▽
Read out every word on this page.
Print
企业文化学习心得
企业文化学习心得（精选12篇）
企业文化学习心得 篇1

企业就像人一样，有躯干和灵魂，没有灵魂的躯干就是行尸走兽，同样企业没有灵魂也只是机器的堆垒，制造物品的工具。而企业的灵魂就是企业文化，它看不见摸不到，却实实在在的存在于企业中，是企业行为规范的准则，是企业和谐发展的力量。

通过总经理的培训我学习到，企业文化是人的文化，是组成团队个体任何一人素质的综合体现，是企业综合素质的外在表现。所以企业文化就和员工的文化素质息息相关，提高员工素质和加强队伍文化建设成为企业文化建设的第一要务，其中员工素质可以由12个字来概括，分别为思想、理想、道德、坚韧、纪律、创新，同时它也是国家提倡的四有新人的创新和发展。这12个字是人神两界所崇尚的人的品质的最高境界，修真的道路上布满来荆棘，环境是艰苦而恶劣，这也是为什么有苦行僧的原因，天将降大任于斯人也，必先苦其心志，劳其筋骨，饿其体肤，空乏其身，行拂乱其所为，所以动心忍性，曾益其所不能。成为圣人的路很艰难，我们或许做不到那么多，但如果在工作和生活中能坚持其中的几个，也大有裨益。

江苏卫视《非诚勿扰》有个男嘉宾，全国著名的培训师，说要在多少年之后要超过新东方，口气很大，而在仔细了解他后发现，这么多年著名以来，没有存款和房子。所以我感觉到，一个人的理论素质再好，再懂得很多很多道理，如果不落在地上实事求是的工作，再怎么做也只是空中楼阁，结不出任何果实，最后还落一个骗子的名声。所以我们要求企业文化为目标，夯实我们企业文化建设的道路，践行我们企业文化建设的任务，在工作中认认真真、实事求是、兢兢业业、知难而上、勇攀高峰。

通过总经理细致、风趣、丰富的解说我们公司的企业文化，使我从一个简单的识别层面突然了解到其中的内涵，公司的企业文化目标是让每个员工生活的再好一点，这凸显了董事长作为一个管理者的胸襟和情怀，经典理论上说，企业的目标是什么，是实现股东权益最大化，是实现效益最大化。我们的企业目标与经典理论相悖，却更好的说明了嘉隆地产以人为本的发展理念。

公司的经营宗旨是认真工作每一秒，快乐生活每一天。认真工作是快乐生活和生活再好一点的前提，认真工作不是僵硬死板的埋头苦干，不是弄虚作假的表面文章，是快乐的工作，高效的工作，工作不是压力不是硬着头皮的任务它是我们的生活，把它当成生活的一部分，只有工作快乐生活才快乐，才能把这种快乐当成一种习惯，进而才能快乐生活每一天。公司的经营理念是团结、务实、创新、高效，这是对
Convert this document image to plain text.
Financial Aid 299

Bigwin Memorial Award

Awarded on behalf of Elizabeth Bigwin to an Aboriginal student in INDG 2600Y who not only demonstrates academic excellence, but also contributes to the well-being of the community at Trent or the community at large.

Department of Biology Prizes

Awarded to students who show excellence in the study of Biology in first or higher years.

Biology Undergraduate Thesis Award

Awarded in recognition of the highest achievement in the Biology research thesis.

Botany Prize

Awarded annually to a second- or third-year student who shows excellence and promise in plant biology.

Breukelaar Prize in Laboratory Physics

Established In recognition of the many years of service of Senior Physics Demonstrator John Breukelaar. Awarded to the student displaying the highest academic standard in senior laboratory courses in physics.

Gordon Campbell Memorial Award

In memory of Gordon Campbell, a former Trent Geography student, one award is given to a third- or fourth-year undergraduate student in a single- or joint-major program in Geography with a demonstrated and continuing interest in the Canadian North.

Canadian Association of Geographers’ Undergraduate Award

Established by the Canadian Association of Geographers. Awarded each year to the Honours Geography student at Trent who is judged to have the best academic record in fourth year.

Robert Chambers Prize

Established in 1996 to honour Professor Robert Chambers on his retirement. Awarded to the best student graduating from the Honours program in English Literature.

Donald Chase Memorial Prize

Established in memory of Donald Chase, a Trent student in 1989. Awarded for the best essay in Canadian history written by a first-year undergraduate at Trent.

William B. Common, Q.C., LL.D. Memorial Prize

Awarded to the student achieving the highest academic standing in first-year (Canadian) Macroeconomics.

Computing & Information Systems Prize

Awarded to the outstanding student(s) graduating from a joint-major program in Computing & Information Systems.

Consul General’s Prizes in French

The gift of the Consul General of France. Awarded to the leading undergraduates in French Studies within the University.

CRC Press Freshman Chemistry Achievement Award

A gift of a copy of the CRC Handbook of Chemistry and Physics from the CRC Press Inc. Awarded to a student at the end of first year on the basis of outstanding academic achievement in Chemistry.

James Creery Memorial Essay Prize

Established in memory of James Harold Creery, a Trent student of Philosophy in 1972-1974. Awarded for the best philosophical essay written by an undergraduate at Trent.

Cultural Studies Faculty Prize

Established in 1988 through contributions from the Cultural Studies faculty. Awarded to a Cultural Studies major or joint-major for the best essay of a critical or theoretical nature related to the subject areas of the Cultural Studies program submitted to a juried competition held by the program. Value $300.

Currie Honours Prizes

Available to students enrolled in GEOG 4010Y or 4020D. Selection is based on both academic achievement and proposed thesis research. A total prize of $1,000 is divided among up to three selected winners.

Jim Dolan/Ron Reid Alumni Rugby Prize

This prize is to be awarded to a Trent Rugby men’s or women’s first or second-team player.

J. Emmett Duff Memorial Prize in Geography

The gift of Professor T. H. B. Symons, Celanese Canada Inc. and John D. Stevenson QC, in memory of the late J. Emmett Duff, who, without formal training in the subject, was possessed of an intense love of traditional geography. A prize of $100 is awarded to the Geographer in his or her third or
△
Stated exercise: Write out all the lines again, exactly as they are.

Answer:
Read out every word on this page.
Print
企业文化学习心得
企业文化学习心得（精选12篇）
企业文化学习心得 篇1

企业就像人一样，有躯干和灵魂，没有灵魂的躯干就是行尸走兽，同样企业没有灵魂也只是机器的堆垒，制造物品的工具。而企业的灵魂就是企业文化，它看不见摸不到，却实实在在的存在于企业中，是企业行为规范的准则，是企业和谐发展的力量。

通过总经理的培训我学习到，企业文化是人的文化，是组成团队个体任何一人素质的综合体现，是企业综合素质的外在表现。所以企业文化就和员工的文化素质息息相关，提高员工素质和加强队伍文化建设成为企业文化建设的第一要务，其中员工素质可以由12个字来概括，分别为思想、理想、道德、坚韧、纪律、创新，同时它也是国家提倡的四有新人的创新和发展。这12个字是人神两界所崇尚的人的品质的最高境界，修真的道路上布满来荆棘，环境是艰苦而恶劣，这也是为什么有苦行僧的原因，天将降大任于斯人也，必先苦其心志，劳其筋骨，饿其体肤，空乏其身，行拂乱其所为，所以动心忍性，曾益其所不能。成为圣人的路很艰难，我们或许做不到那么多，但如果在工作和生活中能坚持其中的几个，也大有裨益。

江苏卫视《非诚勿扰》有个男嘉宾，全国著名的培训师，说要在多少年之后要超过新东方，口气很大，而在仔细了解他后发现，这么多年著名以来，没有存款和房子。所以我感觉到，一个人的理论素质再好，再懂得很多很多道理，如果不落在地上实事求是的工作，再怎么做也只是空中楼阁，结不出任何果实，最后还落一个骗子的名声。所以我们要求企业文化为目标，夯实我们企业文化建设的道路，践行我们企业文化建设的任务，在工作中认认真真、实事求是、兢兢业业、知难而上、勇攀高峰。

通过总经理细致、风趣、丰富的解说我们公司的企业文化，使我从一个简单的识别层面突然了解到其中的内涵，公司的企业文化目标是让每个员工生活的再好一点，这凸显了董事长作为一个管理者的胸襟和情怀，经典理论上说，企业的目标是什么，是实现股东权益最大化，是实现效益最大化。我们的企业目标与经典理论相悖，却更好的说明了嘉隆地产以人为本的发展理念。

公司的经营宗旨是认真工作每一秒，快乐生活每一天。认真工作是快乐生活和生活再好一点的前提，认真工作不是僵硬死板的埋头苦干，不是弄虚作假的表面文章，是快乐的工作，高效的工作，工作不是压力不是硬着头皮的任务它是我们的生活，把它当成生活的一部分，只有工作快乐生活才快乐，才能把这种快乐当成一种习惯，进而才能快乐生活每一天。公司的经营理念是团结、务实、创新、高效，这是对
Convert this document image to plain text.
Financial Aid 299

Bigwin Memorial Award

Awarded on behalf of Elizabeth Bigwin to an Aboriginal student in INDG 2600Y who not only demonstrates academic excellence, but also contributes to the well-being of the community at Trent or the community at large.

Department of Biology Prizes

Awarded to students who show excellence in the study of Biology in first or higher years.

Biology Undergraduate Thesis Award

Awarded in recognition of the highest achievement in the Biology research thesis.

Botany Prize

Awarded annually to a second- or third-year student who shows excellence and promise in plant biology.

Breukelaar Prize in Laboratory Physics

Established In recognition of the many years of service of Senior Physics Demonstrator John Breukelaar. Awarded to the student displaying the highest academic standard in senior laboratory courses in physics.

Gordon Campbell Memorial Award

In memory of Gordon Campbell, a former Trent Geography student, one award is given to a third- or fourth-year undergraduate student in a single- or joint-major program in Geography with a demonstrated and continuing interest in the Canadian North.

Canadian Association of Geographers’ Undergraduate Award

Established by the Canadian Association of Geographers. Awarded each year to the Honours Geography student at Trent who is judged to have the best academic record in fourth year.

Robert Chambers Prize

Established in 1996 to honour Professor Robert Chambers on his retirement. Awarded to the best student graduating from the Honours program in English Literature.

Donald Chase Memorial Prize

Established in memory of Donald Chase, a Trent student in 1989. Awarded for the best essay in Canadian history written by a first-year undergraduate at Trent.

William B. Common, Q.C., LL.D. Memorial Prize

Awarded to the student achieving the highest academic standing in first-year (Canadian) Macroeconomics.

Computing & Information Systems Prize

Awarded to the outstanding student(s) graduating from a joint-major program in Computing & Information Systems.

Consul General’s Prizes in French

The gift of the Consul General of France. Awarded to the leading undergraduates in French Studies within the University.

CRC Press Freshman Chemistry Achievement Award

A gift of a copy of the CRC Handbook of Chemistry and Physics from the CRC Press Inc. Awarded to a student at the end of first year on the basis of outstanding academic achievement in Chemistry.

James Creery Memorial Essay Prize

Established in memory of James Harold Creery, a Trent student of Philosophy in 1972-1974. Awarded for the best philosophical essay written by an undergraduate at Trent.

Cultural Studies Faculty Prize

Established in 1988 through contributions from the Cultural Studies faculty. Awarded to a Cultural Studies major or joint-major for the best essay of a critical or theoretical nature related to the subject areas of the Cultural Studies program submitted to a juried competition held by the program. Value $300.

Currie Honours Prizes

Available to students enrolled in GEOG 4010Y or 4020D. Selection is based on both academic achievement and proposed thesis research. A total prize of $1,000 is divided among up to three selected winners.

Jim Dolan/Ron Reid Alumni Rugby Prize

This prize is to be awarded to a Trent Rugby men’s or women’s first or second-team player.

J. Emmett Duff Memorial Prize in Geography

The gift of Professor T. H. B. Symons, Celanese Canada Inc. and John D. Stevenson QC, in memory of the late J. Emmett Duff, who, without formal training in the subject, was possessed of an intense love of traditional geography. A prize of $100 is awarded to the Geographer in his or her third or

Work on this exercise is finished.